**Goal:** Go through the data below and gather each line containing "name".

++++ Source data

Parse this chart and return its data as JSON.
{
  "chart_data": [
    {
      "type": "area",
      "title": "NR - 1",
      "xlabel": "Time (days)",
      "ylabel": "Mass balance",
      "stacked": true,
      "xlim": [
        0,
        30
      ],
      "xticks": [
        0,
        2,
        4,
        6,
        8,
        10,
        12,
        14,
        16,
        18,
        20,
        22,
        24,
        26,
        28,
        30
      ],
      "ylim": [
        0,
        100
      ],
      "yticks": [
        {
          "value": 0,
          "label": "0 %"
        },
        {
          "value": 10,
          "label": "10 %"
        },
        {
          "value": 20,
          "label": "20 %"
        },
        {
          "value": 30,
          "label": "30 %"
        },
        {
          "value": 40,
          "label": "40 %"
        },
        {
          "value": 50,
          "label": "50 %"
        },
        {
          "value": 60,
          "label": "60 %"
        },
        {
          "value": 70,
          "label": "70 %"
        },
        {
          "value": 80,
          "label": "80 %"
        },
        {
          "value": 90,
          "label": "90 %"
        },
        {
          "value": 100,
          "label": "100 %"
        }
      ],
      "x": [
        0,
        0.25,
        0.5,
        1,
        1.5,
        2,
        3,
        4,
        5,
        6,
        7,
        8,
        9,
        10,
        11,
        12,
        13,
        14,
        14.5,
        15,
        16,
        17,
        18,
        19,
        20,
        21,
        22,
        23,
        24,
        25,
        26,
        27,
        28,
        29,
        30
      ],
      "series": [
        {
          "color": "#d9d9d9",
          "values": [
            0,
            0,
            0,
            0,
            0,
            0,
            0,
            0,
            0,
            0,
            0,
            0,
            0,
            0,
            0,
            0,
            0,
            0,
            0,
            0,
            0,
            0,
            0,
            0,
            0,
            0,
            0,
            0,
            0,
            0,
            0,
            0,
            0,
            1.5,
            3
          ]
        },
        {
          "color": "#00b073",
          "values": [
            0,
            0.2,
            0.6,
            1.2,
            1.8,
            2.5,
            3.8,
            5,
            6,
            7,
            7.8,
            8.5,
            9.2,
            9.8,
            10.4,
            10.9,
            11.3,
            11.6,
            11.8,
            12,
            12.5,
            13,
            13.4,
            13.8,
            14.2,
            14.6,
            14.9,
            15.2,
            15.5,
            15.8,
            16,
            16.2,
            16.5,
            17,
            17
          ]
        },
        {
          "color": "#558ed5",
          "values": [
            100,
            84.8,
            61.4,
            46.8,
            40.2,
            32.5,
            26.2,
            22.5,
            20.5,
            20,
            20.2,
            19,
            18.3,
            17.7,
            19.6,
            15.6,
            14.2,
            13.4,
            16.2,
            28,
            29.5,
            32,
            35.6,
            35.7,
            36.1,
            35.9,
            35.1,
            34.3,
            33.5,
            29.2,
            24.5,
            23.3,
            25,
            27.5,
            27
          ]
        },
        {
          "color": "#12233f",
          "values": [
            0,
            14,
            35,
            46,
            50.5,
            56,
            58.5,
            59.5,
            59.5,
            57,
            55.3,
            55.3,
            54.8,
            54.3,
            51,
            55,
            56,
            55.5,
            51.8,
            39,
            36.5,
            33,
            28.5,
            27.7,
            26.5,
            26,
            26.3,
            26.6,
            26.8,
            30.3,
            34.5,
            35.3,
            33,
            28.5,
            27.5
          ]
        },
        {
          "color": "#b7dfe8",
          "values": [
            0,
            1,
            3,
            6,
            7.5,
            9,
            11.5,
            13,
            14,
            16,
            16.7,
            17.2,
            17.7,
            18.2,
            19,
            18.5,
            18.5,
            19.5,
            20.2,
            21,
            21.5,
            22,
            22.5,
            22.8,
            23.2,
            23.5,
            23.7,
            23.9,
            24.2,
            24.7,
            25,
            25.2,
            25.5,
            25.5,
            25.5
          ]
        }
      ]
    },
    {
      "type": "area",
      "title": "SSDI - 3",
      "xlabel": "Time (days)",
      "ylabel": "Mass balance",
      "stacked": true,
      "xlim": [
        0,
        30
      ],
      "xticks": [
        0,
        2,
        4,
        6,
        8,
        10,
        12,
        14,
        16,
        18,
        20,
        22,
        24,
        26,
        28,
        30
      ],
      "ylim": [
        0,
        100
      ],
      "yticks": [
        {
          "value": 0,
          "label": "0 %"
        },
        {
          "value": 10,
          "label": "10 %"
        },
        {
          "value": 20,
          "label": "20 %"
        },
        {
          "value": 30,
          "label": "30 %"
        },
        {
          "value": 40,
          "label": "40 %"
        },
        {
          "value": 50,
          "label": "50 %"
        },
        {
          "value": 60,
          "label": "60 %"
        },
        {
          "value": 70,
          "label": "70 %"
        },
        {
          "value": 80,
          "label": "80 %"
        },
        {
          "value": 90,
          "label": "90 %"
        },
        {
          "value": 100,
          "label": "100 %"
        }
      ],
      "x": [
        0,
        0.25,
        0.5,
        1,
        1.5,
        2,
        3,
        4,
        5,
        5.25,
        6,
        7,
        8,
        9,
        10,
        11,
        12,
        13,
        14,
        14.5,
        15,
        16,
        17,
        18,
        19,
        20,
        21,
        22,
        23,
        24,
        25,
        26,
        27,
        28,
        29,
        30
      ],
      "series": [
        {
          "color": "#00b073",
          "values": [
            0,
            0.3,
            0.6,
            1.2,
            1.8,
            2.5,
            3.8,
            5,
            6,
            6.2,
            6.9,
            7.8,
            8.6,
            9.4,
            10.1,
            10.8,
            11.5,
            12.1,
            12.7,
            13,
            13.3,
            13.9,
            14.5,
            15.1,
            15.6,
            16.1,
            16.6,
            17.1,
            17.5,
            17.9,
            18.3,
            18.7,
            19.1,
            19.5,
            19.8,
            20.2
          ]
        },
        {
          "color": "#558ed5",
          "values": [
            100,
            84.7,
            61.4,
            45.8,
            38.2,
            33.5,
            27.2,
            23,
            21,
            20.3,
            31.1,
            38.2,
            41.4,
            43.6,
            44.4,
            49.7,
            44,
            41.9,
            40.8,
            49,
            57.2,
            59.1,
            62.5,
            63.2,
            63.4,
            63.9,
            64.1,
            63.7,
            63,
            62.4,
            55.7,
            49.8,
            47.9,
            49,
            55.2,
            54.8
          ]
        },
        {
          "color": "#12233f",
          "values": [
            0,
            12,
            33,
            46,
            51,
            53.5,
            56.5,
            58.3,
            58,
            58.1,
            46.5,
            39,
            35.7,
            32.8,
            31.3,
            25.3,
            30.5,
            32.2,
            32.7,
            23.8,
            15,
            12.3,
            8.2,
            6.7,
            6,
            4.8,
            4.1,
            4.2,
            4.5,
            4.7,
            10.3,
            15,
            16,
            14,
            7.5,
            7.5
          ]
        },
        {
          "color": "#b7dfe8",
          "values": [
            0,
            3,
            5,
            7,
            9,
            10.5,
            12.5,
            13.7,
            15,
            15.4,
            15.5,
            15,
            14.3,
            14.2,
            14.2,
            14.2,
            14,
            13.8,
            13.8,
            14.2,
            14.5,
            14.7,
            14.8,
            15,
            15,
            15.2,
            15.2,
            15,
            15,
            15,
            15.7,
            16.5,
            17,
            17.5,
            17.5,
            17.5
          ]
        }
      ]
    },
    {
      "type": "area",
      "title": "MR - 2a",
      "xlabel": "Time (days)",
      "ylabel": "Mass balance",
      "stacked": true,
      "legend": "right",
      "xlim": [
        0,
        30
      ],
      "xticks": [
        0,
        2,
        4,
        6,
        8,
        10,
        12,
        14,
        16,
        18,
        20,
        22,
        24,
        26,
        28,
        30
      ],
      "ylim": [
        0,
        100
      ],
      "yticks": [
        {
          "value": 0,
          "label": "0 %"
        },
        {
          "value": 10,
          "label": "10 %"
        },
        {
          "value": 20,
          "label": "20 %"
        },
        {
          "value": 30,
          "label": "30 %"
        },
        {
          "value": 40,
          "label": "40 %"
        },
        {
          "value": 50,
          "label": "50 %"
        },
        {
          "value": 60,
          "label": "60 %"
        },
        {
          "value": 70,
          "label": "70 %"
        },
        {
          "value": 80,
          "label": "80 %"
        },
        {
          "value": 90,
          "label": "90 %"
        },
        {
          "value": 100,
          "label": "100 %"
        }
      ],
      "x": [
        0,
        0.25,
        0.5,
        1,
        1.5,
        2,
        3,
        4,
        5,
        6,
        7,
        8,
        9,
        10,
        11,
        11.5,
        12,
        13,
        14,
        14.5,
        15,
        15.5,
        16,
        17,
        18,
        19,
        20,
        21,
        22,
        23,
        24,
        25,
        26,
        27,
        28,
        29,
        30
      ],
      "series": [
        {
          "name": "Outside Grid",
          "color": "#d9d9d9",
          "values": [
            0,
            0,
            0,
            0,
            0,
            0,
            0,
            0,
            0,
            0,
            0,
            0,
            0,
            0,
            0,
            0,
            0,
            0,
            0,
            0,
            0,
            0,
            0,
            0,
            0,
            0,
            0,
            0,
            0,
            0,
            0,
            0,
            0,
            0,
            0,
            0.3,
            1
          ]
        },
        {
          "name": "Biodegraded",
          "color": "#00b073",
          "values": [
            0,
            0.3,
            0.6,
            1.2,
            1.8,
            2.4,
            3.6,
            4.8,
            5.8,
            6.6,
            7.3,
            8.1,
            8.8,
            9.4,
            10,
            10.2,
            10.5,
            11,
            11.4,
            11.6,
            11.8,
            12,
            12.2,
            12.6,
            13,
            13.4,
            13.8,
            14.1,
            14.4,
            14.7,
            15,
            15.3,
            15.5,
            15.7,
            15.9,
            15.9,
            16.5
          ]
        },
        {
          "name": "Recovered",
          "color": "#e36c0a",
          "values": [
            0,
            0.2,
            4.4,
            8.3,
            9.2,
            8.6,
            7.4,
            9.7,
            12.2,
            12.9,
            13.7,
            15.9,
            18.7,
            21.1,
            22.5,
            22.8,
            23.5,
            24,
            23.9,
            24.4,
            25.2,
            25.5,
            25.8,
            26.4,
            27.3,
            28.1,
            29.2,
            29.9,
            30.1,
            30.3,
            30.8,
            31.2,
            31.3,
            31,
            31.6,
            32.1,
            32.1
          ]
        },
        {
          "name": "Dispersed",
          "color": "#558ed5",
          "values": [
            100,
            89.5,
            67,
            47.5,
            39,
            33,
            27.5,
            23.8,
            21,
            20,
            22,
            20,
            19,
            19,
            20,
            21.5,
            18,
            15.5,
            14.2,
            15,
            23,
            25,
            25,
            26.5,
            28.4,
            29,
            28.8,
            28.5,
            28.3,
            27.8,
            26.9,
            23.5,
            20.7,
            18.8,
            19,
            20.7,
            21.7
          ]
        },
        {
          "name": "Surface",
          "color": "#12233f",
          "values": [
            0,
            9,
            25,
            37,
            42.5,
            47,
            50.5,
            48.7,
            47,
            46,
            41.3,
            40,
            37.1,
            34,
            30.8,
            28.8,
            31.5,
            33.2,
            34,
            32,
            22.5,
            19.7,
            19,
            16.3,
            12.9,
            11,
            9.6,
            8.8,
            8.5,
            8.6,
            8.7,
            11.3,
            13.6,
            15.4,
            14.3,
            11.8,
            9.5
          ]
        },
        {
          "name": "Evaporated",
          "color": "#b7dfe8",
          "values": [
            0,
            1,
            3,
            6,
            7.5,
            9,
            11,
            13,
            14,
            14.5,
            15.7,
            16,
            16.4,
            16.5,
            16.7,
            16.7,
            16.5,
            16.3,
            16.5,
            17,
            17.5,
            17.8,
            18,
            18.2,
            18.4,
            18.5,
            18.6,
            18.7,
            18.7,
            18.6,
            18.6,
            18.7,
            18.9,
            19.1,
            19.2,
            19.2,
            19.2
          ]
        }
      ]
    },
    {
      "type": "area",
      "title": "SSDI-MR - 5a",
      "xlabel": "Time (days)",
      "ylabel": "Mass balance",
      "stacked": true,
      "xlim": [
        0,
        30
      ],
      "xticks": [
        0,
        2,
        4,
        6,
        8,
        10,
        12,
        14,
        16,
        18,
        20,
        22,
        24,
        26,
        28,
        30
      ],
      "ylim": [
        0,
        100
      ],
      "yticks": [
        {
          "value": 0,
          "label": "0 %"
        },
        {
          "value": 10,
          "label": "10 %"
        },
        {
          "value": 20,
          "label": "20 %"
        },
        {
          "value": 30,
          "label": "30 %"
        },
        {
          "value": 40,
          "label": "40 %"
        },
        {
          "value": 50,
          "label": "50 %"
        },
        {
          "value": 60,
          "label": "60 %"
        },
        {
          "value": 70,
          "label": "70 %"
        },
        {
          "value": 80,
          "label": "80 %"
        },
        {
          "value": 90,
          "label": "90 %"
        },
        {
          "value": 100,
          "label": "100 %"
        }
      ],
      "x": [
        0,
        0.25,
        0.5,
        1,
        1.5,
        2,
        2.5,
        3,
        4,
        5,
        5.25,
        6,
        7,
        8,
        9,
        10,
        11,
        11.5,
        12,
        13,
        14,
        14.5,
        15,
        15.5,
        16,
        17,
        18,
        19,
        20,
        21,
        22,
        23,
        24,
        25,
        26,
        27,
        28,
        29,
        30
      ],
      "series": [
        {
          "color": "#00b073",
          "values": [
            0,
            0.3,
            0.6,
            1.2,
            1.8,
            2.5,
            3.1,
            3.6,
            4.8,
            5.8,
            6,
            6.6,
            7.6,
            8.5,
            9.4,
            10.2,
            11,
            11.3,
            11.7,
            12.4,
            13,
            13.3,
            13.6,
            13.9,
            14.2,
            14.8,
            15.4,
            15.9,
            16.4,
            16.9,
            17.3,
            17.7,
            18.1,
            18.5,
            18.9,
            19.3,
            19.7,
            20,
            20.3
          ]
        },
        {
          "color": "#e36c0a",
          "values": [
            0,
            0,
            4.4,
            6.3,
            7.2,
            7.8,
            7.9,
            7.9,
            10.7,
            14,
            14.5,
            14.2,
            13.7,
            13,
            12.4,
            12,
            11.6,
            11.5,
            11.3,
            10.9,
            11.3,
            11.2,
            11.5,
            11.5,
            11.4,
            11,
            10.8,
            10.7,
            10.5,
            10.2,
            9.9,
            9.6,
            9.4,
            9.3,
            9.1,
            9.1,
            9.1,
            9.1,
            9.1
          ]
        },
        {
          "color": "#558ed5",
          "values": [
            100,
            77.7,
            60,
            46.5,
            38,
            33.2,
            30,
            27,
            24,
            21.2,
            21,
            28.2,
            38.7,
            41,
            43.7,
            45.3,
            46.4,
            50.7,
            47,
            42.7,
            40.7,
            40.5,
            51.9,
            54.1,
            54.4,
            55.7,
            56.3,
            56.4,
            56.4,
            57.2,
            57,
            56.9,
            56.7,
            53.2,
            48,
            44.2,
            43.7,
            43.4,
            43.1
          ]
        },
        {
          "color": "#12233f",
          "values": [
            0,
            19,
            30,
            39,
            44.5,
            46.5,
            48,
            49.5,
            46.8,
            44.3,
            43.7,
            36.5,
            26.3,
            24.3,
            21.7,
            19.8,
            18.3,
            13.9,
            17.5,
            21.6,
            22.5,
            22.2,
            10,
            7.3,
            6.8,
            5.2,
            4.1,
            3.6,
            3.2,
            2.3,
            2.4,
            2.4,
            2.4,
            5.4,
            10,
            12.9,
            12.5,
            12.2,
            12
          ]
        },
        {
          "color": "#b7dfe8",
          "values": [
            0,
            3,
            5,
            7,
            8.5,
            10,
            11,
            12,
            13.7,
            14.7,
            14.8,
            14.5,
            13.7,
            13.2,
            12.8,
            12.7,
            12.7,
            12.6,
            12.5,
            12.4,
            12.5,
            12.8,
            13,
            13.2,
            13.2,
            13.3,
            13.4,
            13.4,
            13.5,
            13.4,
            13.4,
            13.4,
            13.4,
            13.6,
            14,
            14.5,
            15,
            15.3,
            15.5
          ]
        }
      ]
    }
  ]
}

++++++++

**Output below:**
          "name": "Outside Grid",
          "name": "Biodegraded",
          "name": "Recovered",
          "name": "Dispersed",
          "name": "Surface",
          "name": "Evaporated",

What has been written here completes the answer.